BEGIN MATERIAL TO PROCESS

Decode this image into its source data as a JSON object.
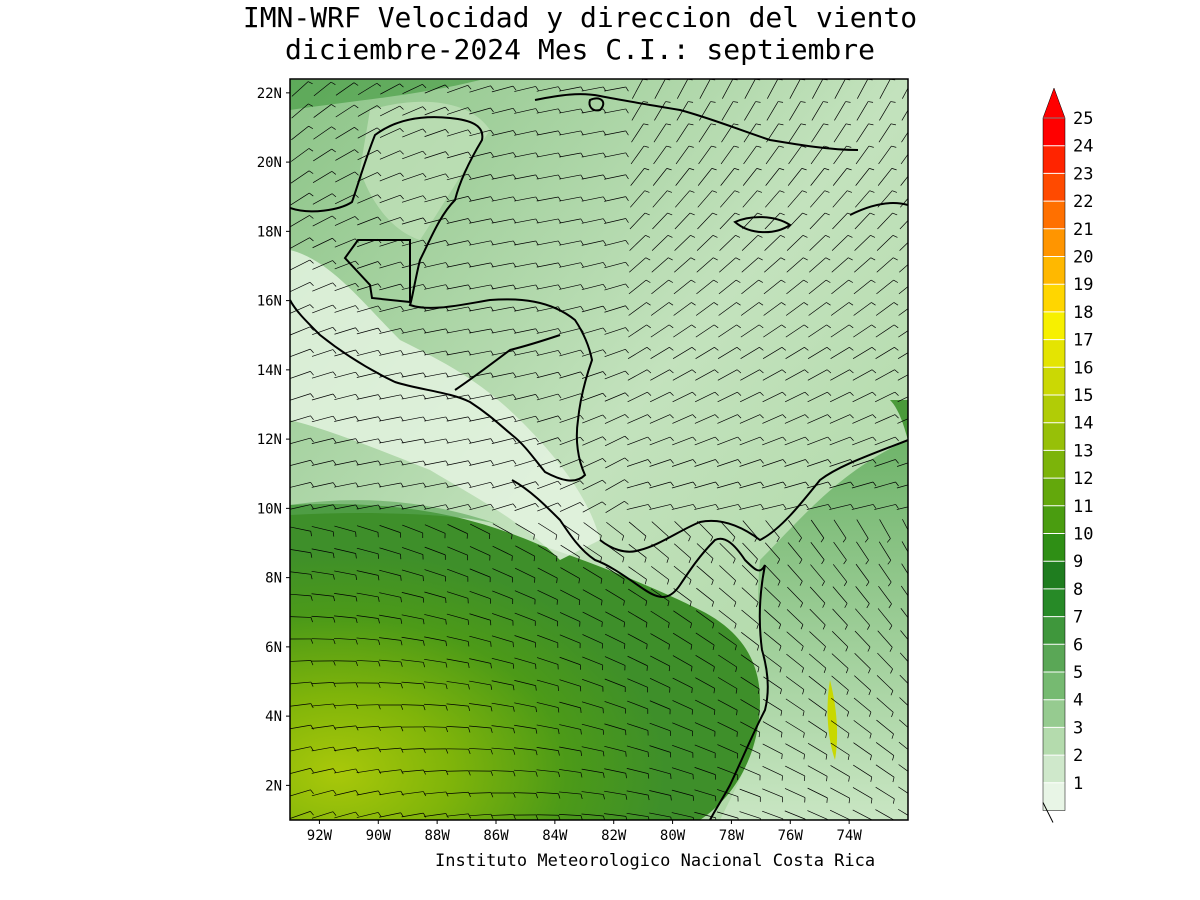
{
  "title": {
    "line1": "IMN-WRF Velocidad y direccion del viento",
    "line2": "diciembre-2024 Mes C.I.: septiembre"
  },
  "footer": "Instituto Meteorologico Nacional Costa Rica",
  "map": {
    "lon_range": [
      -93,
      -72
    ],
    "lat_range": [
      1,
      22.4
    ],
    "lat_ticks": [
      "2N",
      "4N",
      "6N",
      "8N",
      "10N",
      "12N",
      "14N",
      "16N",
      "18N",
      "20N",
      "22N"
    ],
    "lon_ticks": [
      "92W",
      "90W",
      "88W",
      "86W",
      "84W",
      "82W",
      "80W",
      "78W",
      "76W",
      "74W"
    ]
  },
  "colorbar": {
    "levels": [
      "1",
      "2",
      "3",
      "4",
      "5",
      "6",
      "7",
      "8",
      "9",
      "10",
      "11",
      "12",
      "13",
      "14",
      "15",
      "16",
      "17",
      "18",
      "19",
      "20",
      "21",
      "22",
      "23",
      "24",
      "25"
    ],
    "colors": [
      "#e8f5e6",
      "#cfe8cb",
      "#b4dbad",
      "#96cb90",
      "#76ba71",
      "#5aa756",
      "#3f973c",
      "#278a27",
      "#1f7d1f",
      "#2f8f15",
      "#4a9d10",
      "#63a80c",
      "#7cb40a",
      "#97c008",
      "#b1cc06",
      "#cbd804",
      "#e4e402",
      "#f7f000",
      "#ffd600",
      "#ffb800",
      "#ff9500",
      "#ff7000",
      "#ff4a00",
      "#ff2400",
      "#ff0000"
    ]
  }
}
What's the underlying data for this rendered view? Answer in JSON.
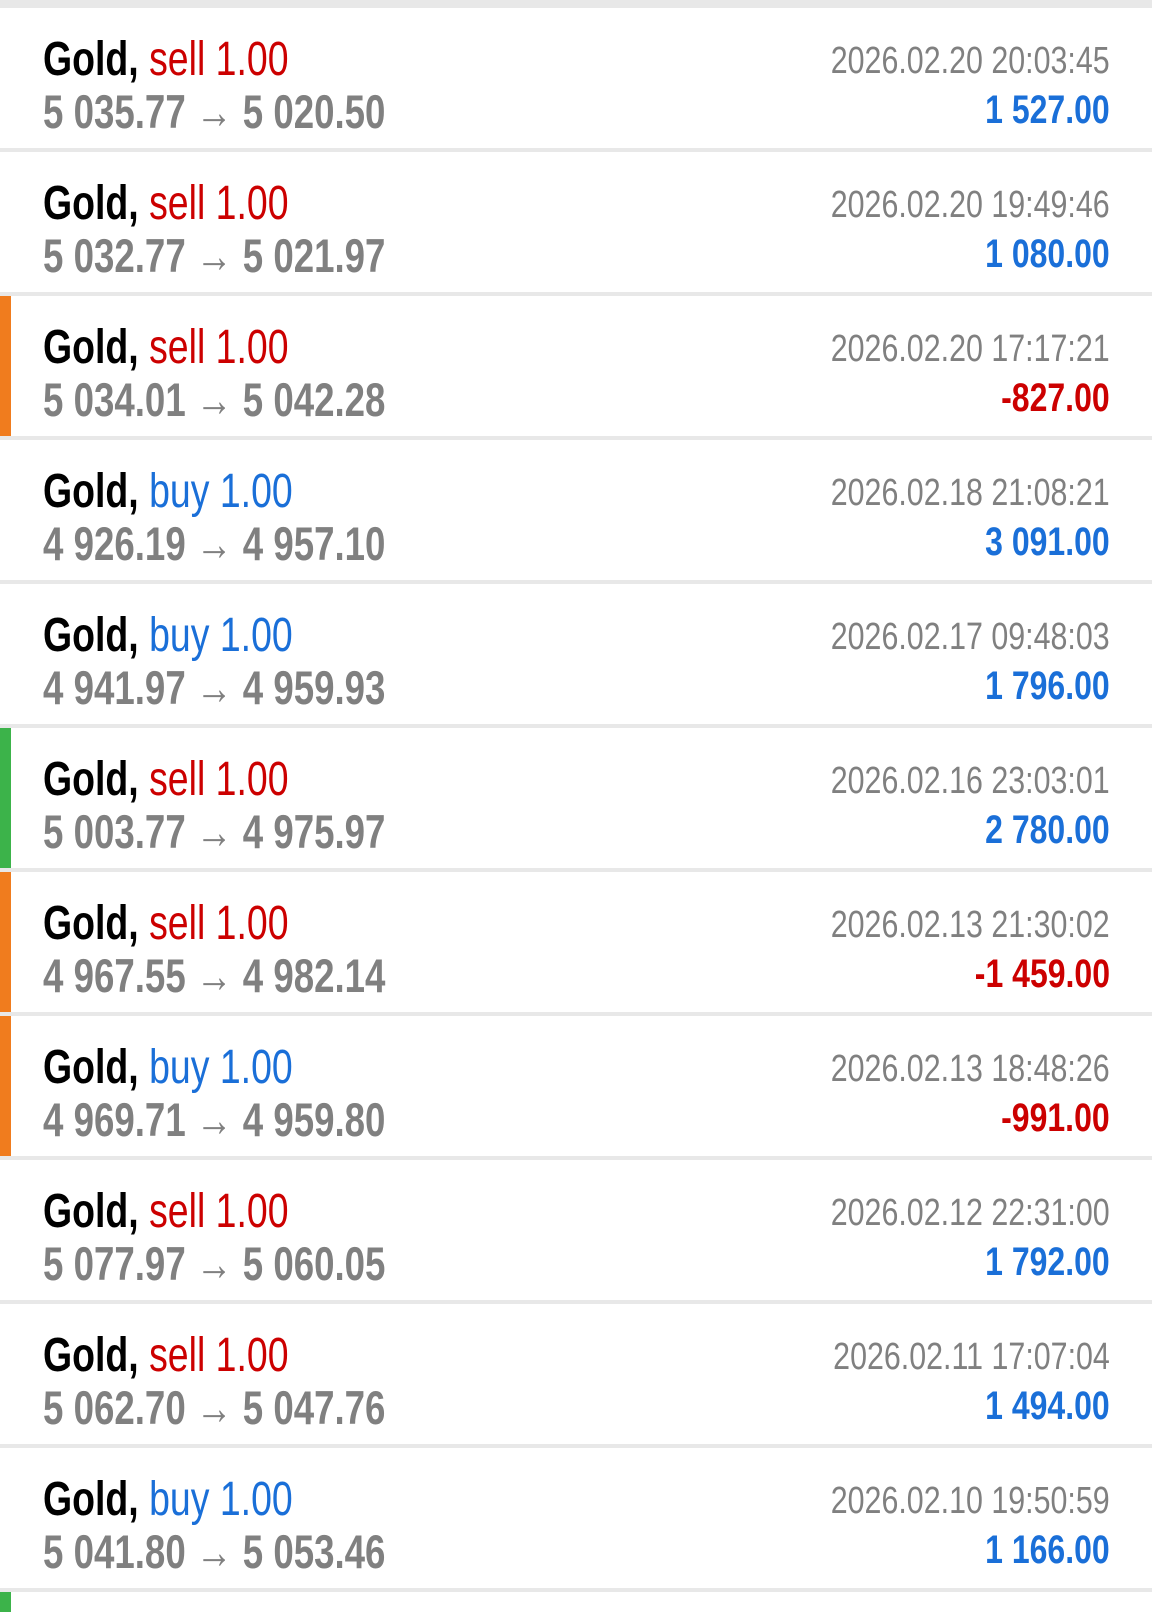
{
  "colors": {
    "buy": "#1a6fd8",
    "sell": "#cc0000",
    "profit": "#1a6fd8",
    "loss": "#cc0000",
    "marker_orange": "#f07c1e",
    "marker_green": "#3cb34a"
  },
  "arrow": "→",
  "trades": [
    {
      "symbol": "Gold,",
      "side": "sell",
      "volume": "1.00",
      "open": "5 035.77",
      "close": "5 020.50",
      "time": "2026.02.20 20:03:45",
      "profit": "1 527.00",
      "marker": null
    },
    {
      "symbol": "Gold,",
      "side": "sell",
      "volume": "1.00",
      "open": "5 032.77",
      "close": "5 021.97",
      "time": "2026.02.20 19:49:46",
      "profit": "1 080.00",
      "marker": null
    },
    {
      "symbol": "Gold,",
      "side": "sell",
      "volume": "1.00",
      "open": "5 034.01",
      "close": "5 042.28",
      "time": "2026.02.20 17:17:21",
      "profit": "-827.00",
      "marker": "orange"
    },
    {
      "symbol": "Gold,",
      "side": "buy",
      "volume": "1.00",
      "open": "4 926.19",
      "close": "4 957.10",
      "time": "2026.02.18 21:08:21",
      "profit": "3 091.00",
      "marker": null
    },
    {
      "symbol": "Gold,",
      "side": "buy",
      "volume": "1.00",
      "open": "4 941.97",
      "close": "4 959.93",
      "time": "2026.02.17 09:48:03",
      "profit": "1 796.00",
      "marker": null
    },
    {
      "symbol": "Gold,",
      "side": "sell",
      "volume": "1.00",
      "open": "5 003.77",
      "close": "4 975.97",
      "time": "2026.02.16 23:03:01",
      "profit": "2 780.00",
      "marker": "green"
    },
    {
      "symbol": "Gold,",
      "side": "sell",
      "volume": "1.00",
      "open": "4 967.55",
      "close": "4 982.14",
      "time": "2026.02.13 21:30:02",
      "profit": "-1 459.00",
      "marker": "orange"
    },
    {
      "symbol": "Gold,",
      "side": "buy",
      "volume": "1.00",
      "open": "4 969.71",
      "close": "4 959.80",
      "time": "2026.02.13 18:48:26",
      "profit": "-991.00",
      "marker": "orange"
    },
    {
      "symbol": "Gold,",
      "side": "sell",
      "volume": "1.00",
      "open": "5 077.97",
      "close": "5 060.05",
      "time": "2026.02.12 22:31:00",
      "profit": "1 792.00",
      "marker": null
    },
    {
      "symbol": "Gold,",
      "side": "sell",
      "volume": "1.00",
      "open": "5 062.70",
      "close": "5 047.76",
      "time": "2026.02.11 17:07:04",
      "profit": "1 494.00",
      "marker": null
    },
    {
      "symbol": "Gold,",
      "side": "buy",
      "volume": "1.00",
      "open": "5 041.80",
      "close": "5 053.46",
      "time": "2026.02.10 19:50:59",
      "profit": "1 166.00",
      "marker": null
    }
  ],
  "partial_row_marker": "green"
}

END MATERIAL TO PROCESS

Repeat the data exactly, without the pictures.

Decode this image into its source data as a JSON object.
{
  "title": {
    "line1": "IMN-WRF Velocidad y direccion del viento",
    "line2": "diciembre-2024 Mes C.I.: septiembre"
  },
  "footer": "Instituto Meteorologico Nacional Costa Rica",
  "map": {
    "lon_range": [
      -93,
      -72
    ],
    "lat_range": [
      1,
      22.4
    ],
    "lat_ticks": [
      "2N",
      "4N",
      "6N",
      "8N",
      "10N",
      "12N",
      "14N",
      "16N",
      "18N",
      "20N",
      "22N"
    ],
    "lon_ticks": [
      "92W",
      "90W",
      "88W",
      "86W",
      "84W",
      "82W",
      "80W",
      "78W",
      "76W",
      "74W"
    ]
  },
  "colorbar": {
    "levels": [
      "1",
      "2",
      "3",
      "4",
      "5",
      "6",
      "7",
      "8",
      "9",
      "10",
      "11",
      "12",
      "13",
      "14",
      "15",
      "16",
      "17",
      "18",
      "19",
      "20",
      "21",
      "22",
      "23",
      "24",
      "25"
    ],
    "colors": [
      "#e8f5e6",
      "#cfe8cb",
      "#b4dbad",
      "#96cb90",
      "#76ba71",
      "#5aa756",
      "#3f973c",
      "#278a27",
      "#1f7d1f",
      "#2f8f15",
      "#4a9d10",
      "#63a80c",
      "#7cb40a",
      "#97c008",
      "#b1cc06",
      "#cbd804",
      "#e4e402",
      "#f7f000",
      "#ffd600",
      "#ffb800",
      "#ff9500",
      "#ff7000",
      "#ff4a00",
      "#ff2400",
      "#ff0000"
    ]
  }
}
What's the underlying data for this rendered view? Answer in JSON.
{
  "colors": {
    "buy": "#1a6fd8",
    "sell": "#cc0000",
    "profit": "#1a6fd8",
    "loss": "#cc0000",
    "marker_orange": "#f07c1e",
    "marker_green": "#3cb34a"
  },
  "arrow": "→",
  "trades": [
    {
      "symbol": "Gold,",
      "side": "sell",
      "volume": "1.00",
      "open": "5 035.77",
      "close": "5 020.50",
      "time": "2026.02.20 20:03:45",
      "profit": "1 527.00",
      "marker": null
    },
    {
      "symbol": "Gold,",
      "side": "sell",
      "volume": "1.00",
      "open": "5 032.77",
      "close": "5 021.97",
      "time": "2026.02.20 19:49:46",
      "profit": "1 080.00",
      "marker": null
    },
    {
      "symbol": "Gold,",
      "side": "sell",
      "volume": "1.00",
      "open": "5 034.01",
      "close": "5 042.28",
      "time": "2026.02.20 17:17:21",
      "profit": "-827.00",
      "marker": "orange"
    },
    {
      "symbol": "Gold,",
      "side": "buy",
      "volume": "1.00",
      "open": "4 926.19",
      "close": "4 957.10",
      "time": "2026.02.18 21:08:21",
      "profit": "3 091.00",
      "marker": null
    },
    {
      "symbol": "Gold,",
      "side": "buy",
      "volume": "1.00",
      "open": "4 941.97",
      "close": "4 959.93",
      "time": "2026.02.17 09:48:03",
      "profit": "1 796.00",
      "marker": null
    },
    {
      "symbol": "Gold,",
      "side": "sell",
      "volume": "1.00",
      "open": "5 003.77",
      "close": "4 975.97",
      "time": "2026.02.16 23:03:01",
      "profit": "2 780.00",
      "marker": "green"
    },
    {
      "symbol": "Gold,",
      "side": "sell",
      "volume": "1.00",
      "open": "4 967.55",
      "close": "4 982.14",
      "time": "2026.02.13 21:30:02",
      "profit": "-1 459.00",
      "marker": "orange"
    },
    {
      "symbol": "Gold,",
      "side": "buy",
      "volume": "1.00",
      "open": "4 969.71",
      "close": "4 959.80",
      "time": "2026.02.13 18:48:26",
      "profit": "-991.00",
      "marker": "orange"
    },
    {
      "symbol": "Gold,",
      "side": "sell",
      "volume": "1.00",
      "open": "5 077.97",
      "close": "5 060.05",
      "time": "2026.02.12 22:31:00",
      "profit": "1 792.00",
      "marker": null
    },
    {
      "symbol": "Gold,",
      "side": "sell",
      "volume": "1.00",
      "open": "5 062.70",
      "close": "5 047.76",
      "time": "2026.02.11 17:07:04",
      "profit": "1 494.00",
      "marker": null
    },
    {
      "symbol": "Gold,",
      "side": "buy",
      "volume": "1.00",
      "open": "5 041.80",
      "close": "5 053.46",
      "time": "2026.02.10 19:50:59",
      "profit": "1 166.00",
      "marker": null
    }
  ],
  "partial_row_marker": "green"
}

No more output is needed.